A block of data:
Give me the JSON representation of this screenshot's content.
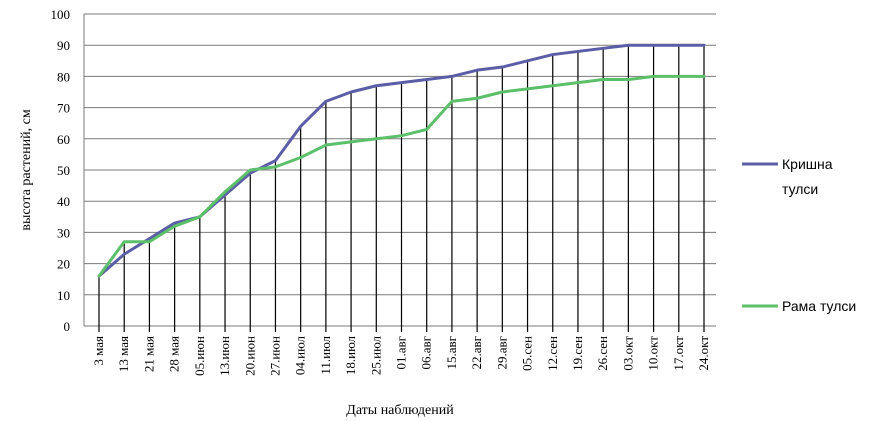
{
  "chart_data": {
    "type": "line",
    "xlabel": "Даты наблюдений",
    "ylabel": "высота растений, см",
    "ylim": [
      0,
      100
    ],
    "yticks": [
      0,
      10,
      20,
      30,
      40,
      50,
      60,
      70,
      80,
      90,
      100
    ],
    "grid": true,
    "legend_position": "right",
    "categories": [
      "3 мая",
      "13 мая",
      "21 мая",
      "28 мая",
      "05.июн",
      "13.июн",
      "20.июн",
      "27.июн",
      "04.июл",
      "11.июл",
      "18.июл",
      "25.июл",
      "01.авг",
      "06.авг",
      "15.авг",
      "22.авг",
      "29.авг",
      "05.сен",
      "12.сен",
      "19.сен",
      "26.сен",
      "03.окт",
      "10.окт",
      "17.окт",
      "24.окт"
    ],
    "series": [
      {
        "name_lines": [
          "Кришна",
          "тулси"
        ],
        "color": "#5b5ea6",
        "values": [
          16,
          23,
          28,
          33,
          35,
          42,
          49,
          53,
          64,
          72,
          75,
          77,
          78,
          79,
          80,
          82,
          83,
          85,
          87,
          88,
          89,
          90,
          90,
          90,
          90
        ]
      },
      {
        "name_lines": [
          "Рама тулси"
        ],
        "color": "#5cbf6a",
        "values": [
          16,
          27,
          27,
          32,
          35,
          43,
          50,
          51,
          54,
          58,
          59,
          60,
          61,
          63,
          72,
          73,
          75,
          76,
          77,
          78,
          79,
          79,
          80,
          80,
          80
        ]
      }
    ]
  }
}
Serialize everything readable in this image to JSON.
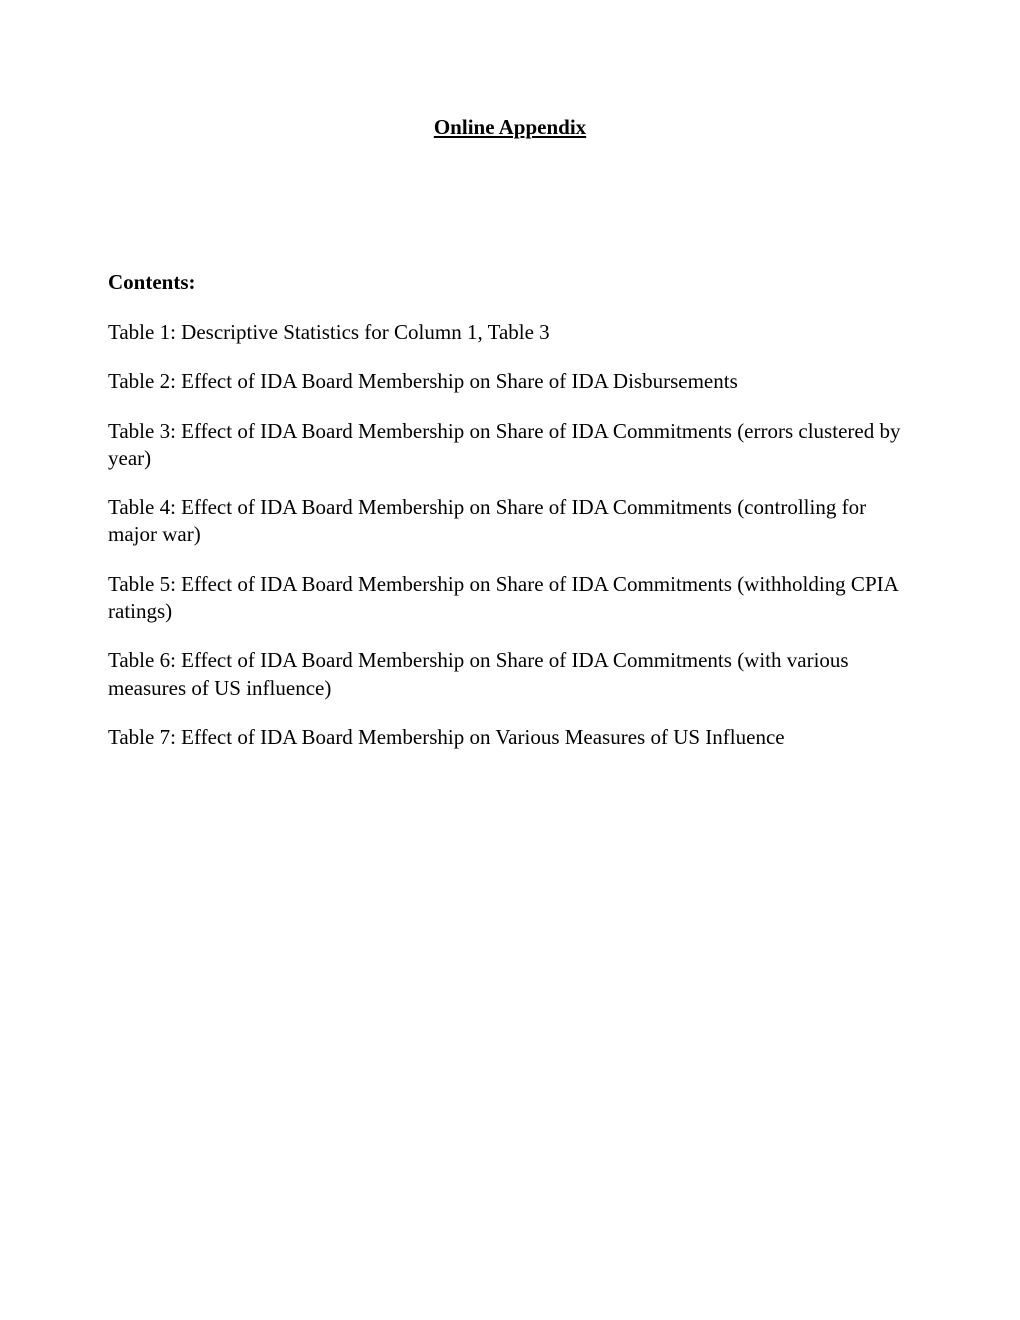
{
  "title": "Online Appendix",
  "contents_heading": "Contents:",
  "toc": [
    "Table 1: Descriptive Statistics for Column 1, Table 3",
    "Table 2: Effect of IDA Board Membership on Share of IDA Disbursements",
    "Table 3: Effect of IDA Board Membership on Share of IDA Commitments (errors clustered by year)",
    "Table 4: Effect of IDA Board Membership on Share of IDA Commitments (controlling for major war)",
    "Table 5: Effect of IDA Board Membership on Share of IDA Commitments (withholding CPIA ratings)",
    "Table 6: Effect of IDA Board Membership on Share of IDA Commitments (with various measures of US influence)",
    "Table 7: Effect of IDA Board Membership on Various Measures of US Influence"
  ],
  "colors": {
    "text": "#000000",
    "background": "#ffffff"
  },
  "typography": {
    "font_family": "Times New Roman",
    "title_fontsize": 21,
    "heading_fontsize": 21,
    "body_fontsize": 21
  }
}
...
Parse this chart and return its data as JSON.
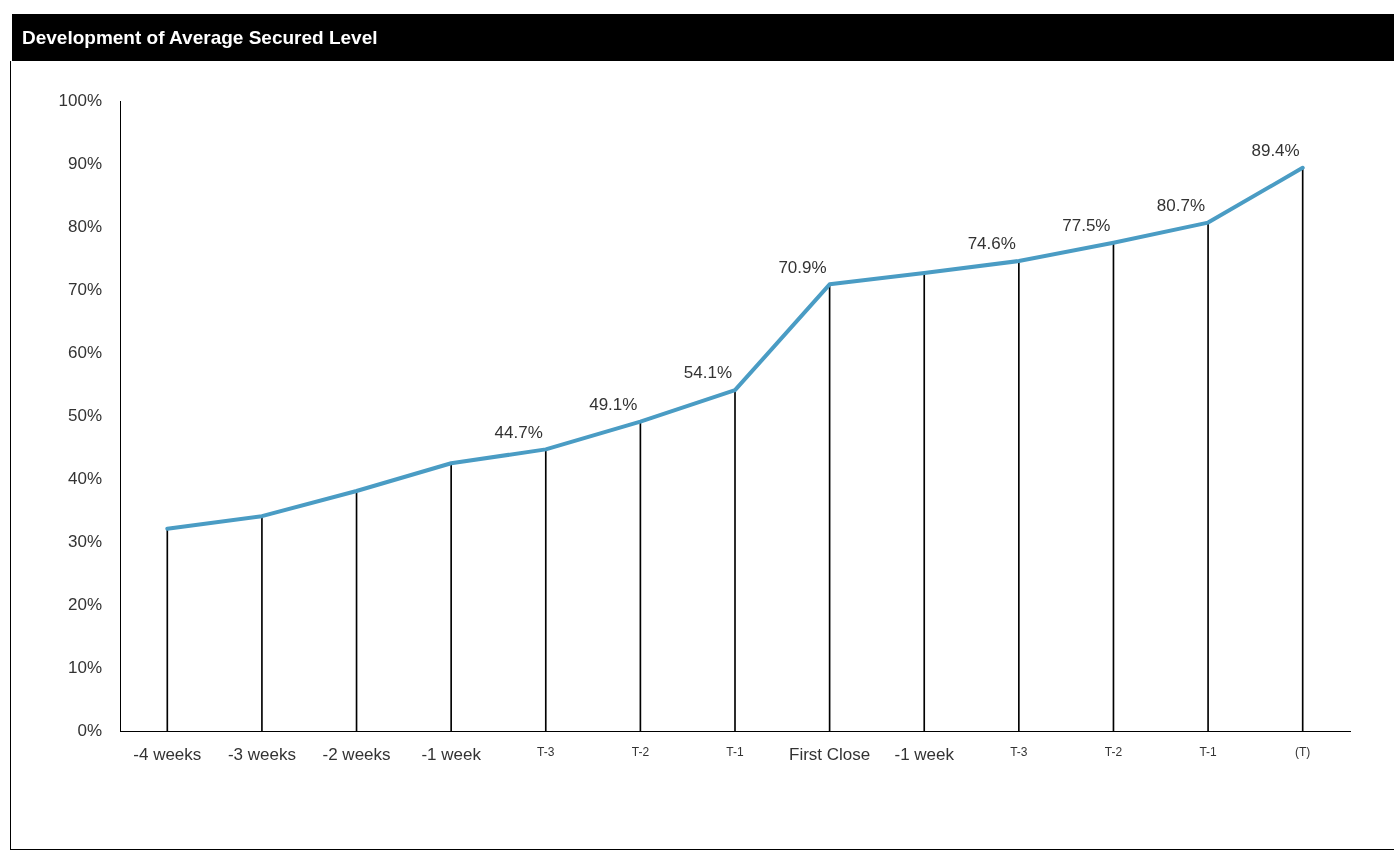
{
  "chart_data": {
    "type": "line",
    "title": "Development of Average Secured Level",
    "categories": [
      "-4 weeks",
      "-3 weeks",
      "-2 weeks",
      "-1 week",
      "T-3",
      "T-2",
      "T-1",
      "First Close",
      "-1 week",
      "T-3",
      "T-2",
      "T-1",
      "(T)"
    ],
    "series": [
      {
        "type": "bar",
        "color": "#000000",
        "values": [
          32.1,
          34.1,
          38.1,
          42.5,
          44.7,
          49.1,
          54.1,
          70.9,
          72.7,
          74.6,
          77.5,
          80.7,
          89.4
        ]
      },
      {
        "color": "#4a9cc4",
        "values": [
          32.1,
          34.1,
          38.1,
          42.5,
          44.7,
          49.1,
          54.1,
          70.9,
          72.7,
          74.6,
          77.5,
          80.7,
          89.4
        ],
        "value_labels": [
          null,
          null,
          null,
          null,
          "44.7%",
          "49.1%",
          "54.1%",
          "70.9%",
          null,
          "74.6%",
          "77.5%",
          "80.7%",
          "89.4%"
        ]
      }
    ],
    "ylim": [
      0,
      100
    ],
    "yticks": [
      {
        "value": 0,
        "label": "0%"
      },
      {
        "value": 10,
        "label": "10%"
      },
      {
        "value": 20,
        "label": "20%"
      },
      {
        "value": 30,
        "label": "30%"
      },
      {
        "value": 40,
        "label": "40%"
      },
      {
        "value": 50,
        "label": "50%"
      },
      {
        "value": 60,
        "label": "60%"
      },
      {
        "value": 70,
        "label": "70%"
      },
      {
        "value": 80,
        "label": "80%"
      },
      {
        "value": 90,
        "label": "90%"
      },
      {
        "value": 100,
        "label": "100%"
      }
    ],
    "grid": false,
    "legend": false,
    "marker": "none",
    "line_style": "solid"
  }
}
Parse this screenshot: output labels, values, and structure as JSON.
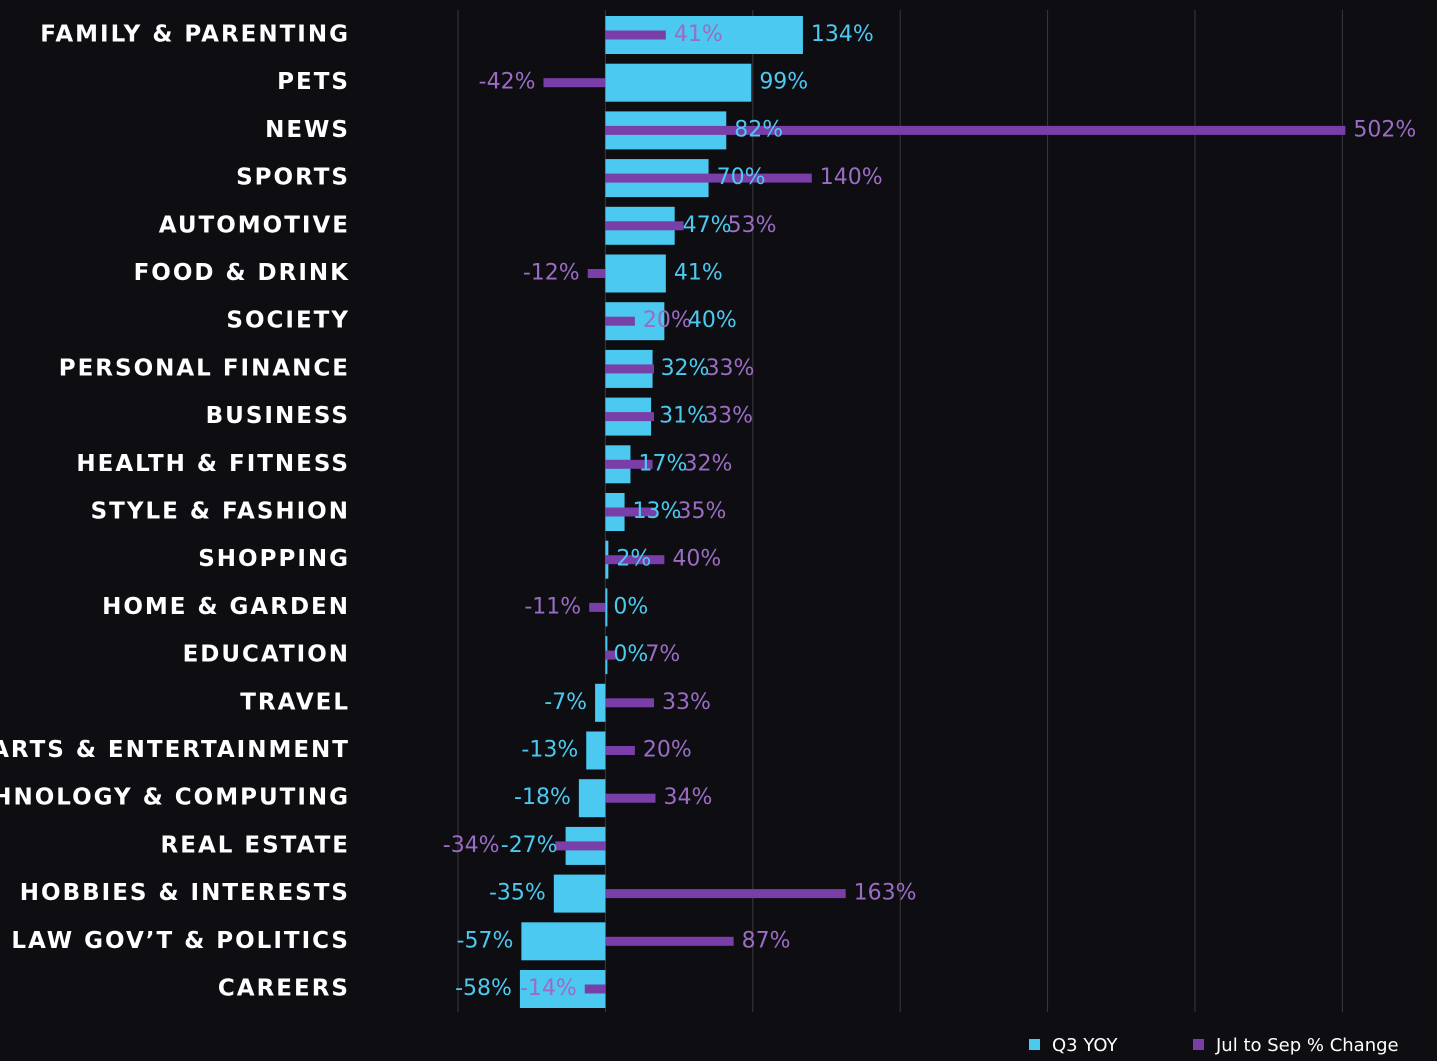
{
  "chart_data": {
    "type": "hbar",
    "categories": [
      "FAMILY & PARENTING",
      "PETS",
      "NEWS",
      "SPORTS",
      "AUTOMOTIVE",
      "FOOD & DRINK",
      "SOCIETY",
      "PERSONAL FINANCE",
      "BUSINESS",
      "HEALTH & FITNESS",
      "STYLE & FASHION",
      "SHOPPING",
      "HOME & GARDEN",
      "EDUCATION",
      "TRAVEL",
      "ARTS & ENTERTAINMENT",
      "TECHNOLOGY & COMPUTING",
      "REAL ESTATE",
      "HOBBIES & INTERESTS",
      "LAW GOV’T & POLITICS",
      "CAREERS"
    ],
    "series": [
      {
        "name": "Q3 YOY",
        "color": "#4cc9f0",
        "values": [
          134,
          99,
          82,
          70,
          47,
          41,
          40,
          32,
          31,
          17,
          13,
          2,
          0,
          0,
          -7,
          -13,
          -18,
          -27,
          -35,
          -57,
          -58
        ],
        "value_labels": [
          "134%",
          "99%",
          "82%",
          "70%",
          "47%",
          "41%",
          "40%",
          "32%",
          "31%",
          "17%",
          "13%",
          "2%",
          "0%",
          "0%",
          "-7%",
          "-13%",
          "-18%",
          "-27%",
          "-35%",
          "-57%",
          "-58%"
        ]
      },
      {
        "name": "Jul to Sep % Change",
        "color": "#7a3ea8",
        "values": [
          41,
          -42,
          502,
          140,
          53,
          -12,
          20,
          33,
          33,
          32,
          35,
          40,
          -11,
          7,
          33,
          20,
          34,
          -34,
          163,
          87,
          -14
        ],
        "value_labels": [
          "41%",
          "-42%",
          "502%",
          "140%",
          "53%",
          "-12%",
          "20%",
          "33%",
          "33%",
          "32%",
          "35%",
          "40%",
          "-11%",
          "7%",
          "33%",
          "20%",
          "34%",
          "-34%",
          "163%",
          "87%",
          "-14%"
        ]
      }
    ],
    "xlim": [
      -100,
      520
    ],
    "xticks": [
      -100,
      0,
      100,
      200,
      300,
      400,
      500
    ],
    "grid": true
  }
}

▶ TASK PROMPT
Go through the data above and find the lines with the word "Commitments". Copy each of those lines.

▶ WRITTEN RESPONSE
    "Table 3: Effect of IDA Board Membership on Share of IDA Commitments (errors clustered by year)",
    "Table 4: Effect of IDA Board Membership on Share of IDA Commitments (controlling for major war)",
    "Table 5: Effect of IDA Board Membership on Share of IDA Commitments (withholding CPIA ratings)",
    "Table 6: Effect of IDA Board Membership on Share of IDA Commitments (with various measures of US influence)",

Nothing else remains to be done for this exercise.